═══ Data shown

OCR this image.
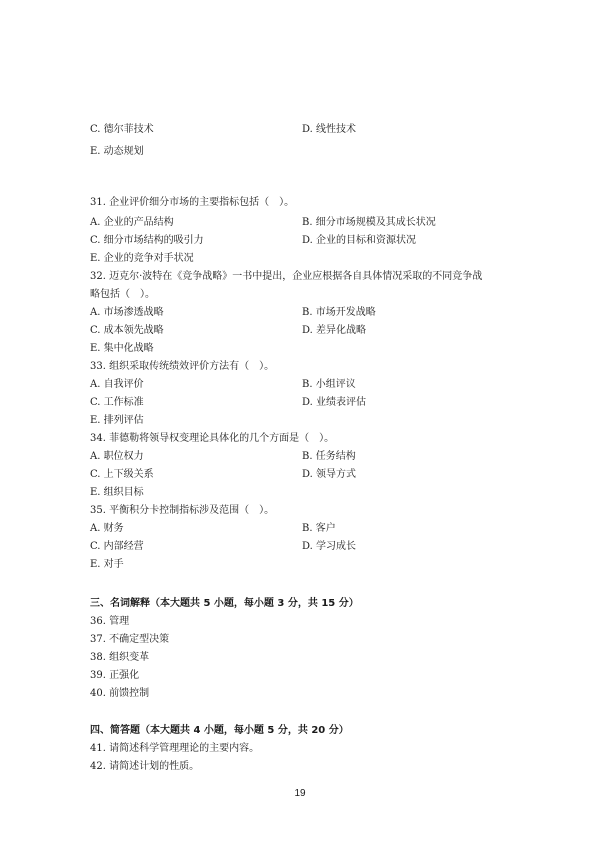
C. 德尔菲技术	D. 线性技术
E. 动态规划
31. 企业评价细分市场的主要指标包括（　）。
A. 企业的产品结构	B. 细分市场规模及其成长状况
C. 细分市场结构的吸引力	D. 企业的目标和资源状况
E. 企业的竞争对手状况
32. 迈克尔·波特在《竞争战略》一书中提出，企业应根据各自具体情况采取的不同竞争战
略包括（　）。
A. 市场渗透战略	B. 市场开发战略
C. 成本领先战略	D. 差异化战略
E. 集中化战略
33. 组织采取传统绩效评价方法有（　）。
A. 自我评价	B. 小组评议
C. 工作标准	D. 业绩表评估
E. 排列评估
34. 菲德勒将领导权变理论具体化的几个方面是（　）。
A. 职位权力	B. 任务结构
C. 上下级关系	D. 领导方式
E. 组织目标
35. 平衡积分卡控制指标涉及范围（　）。
A. 财务	B. 客户
C. 内部经营	D. 学习成长
E. 对手
三、名词解释（本大题共 5 小题，每小题 3 分，共 15 分）
36. 管理
37. 不确定型决策
38. 组织变革
39. 正强化
40. 前馈控制
四、简答题（本大题共 4 小题，每小题 5 分，共 20 分）
41. 请简述科学管理理论的主要内容。
42. 请简述计划的性质。
19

══════

§ **Objective**:
Give only the number of lines in the entries above that hold the string "本大题共".

§ **Result of this task**:
2